◆ WHAT THE EXERCISE ASKS ◆
Please replace "legend-swatch" with "legend-marker" throughout these lines, leaving everything else as it is.

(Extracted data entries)
=====
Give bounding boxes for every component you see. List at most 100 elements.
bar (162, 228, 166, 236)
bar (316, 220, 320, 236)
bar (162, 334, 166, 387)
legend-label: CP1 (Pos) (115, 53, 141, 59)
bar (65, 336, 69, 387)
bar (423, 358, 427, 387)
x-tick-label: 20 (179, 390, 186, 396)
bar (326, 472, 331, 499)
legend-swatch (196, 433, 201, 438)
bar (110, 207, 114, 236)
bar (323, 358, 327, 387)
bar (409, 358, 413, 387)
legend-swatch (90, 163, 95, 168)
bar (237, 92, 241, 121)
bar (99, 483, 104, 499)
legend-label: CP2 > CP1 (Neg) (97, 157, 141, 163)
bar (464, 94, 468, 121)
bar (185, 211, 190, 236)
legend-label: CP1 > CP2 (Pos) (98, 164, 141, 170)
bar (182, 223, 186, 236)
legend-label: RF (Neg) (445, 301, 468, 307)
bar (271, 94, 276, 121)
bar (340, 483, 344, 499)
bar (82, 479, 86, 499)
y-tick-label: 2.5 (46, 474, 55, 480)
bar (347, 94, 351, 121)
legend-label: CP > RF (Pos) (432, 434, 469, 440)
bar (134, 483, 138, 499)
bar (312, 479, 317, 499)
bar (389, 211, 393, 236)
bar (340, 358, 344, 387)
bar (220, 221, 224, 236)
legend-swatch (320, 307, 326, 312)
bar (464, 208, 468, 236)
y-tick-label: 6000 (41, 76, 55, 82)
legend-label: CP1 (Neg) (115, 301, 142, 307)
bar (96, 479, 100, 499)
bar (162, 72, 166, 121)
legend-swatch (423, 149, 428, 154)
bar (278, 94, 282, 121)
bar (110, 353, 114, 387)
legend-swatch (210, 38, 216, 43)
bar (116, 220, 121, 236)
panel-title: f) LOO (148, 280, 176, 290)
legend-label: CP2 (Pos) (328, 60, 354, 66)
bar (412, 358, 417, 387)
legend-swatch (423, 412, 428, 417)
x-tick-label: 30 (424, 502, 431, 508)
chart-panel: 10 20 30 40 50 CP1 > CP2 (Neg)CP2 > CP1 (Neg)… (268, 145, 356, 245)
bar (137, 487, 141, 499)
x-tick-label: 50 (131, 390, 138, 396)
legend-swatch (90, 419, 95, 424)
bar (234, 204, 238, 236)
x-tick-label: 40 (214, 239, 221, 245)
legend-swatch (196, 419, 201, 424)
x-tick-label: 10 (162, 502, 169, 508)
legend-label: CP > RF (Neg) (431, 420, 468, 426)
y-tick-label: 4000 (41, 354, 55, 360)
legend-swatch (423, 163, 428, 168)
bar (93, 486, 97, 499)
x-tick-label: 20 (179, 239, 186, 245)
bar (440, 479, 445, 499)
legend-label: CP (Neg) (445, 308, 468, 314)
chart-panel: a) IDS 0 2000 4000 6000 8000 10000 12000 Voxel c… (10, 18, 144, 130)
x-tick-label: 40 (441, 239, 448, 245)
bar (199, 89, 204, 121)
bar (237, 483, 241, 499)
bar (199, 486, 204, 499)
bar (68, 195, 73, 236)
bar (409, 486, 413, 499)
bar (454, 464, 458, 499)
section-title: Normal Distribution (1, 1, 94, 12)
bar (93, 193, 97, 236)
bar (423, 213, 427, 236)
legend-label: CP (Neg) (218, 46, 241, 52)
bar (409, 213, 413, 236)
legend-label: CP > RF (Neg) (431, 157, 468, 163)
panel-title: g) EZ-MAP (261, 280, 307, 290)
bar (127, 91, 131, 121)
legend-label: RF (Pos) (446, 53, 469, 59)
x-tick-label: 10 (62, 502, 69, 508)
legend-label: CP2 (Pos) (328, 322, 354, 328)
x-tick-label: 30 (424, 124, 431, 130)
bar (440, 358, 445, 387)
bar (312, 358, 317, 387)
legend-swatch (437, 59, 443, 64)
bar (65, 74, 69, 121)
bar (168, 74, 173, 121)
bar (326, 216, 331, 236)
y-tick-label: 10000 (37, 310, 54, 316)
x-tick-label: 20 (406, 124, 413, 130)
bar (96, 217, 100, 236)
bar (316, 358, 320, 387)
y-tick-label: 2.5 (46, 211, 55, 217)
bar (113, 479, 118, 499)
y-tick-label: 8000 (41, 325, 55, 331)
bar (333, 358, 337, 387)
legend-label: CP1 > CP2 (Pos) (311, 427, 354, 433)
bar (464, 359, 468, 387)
=====
◆ ANSWER TO THIS PROBLEM ◆
Give bounding boxes for every component you see. List at most 100 elements.
bar (162, 228, 166, 236)
bar (316, 220, 320, 236)
bar (162, 334, 166, 387)
legend-label: CP1 (Pos) (115, 53, 141, 59)
bar (65, 336, 69, 387)
bar (423, 358, 427, 387)
x-tick-label: 20 (179, 390, 186, 396)
bar (326, 472, 331, 499)
legend-marker (196, 433, 201, 438)
bar (110, 207, 114, 236)
bar (323, 358, 327, 387)
bar (409, 358, 413, 387)
legend-marker (90, 163, 95, 168)
bar (237, 92, 241, 121)
bar (99, 483, 104, 499)
legend-label: CP2 > CP1 (Neg) (97, 157, 141, 163)
bar (464, 94, 468, 121)
bar (185, 211, 190, 236)
legend-label: CP1 > CP2 (Pos) (98, 164, 141, 170)
bar (182, 223, 186, 236)
legend-label: RF (Neg) (445, 301, 468, 307)
bar (271, 94, 276, 121)
bar (340, 483, 344, 499)
bar (82, 479, 86, 499)
y-tick-label: 2.5 (46, 474, 55, 480)
bar (347, 94, 351, 121)
legend-label: CP > RF (Pos) (432, 434, 469, 440)
bar (134, 483, 138, 499)
bar (312, 479, 317, 499)
bar (389, 211, 393, 236)
bar (340, 358, 344, 387)
bar (220, 221, 224, 236)
legend-marker (320, 307, 326, 312)
bar (464, 208, 468, 236)
y-tick-label: 6000 (41, 76, 55, 82)
legend-label: CP1 (Neg) (115, 301, 142, 307)
bar (96, 479, 100, 499)
bar (162, 72, 166, 121)
legend-marker (423, 149, 428, 154)
bar (278, 94, 282, 121)
bar (110, 353, 114, 387)
legend-marker (210, 38, 216, 43)
bar (116, 220, 121, 236)
panel-title: f) LOO (148, 280, 176, 290)
legend-label: CP2 (Pos) (328, 60, 354, 66)
bar (412, 358, 417, 387)
legend-marker (423, 412, 428, 417)
x-tick-label: 30 (424, 502, 431, 508)
chart-panel: 10 20 30 40 50 CP1 > CP2 (Neg)CP2 > CP1 (Neg)… (268, 145, 356, 245)
bar (137, 487, 141, 499)
x-tick-label: 50 (131, 390, 138, 396)
legend-marker (90, 419, 95, 424)
bar (234, 204, 238, 236)
x-tick-label: 40 (214, 239, 221, 245)
legend-marker (196, 419, 201, 424)
x-tick-label: 10 (162, 502, 169, 508)
legend-label: CP > RF (Neg) (431, 420, 468, 426)
y-tick-label: 4000 (41, 354, 55, 360)
legend-marker (423, 163, 428, 168)
bar (93, 486, 97, 499)
x-tick-label: 20 (179, 239, 186, 245)
bar (440, 479, 445, 499)
legend-label: CP (Neg) (445, 308, 468, 314)
chart-panel: a) IDS 0 2000 4000 6000 8000 10000 12000 Voxel c… (10, 18, 144, 130)
x-tick-label: 40 (441, 239, 448, 245)
bar (199, 89, 204, 121)
bar (237, 483, 241, 499)
bar (199, 486, 204, 499)
bar (68, 195, 73, 236)
bar (409, 486, 413, 499)
bar (454, 464, 458, 499)
section-title: Normal Distribution (1, 1, 94, 12)
bar (93, 193, 97, 236)
bar (423, 213, 427, 236)
legend-label: CP (Neg) (218, 46, 241, 52)
bar (409, 213, 413, 236)
legend-label: CP > RF (Neg) (431, 157, 468, 163)
panel-title: g) EZ-MAP (261, 280, 307, 290)
bar (127, 91, 131, 121)
legend-label: RF (Pos) (446, 53, 469, 59)
x-tick-label: 10 (62, 502, 69, 508)
legend-label: CP2 (Pos) (328, 322, 354, 328)
x-tick-label: 30 (424, 124, 431, 130)
bar (440, 358, 445, 387)
bar (312, 358, 317, 387)
legend-marker (437, 59, 443, 64)
bar (65, 74, 69, 121)
bar (168, 74, 173, 121)
bar (326, 216, 331, 236)
y-tick-label: 10000 (37, 310, 54, 316)
x-tick-label: 20 (406, 124, 413, 130)
bar (96, 217, 100, 236)
bar (316, 358, 320, 387)
y-tick-label: 2.5 (46, 211, 55, 217)
bar (113, 479, 118, 499)
y-tick-label: 8000 (41, 325, 55, 331)
bar (333, 358, 337, 387)
legend-label: CP1 > CP2 (Pos) (311, 427, 354, 433)
bar (464, 359, 468, 387)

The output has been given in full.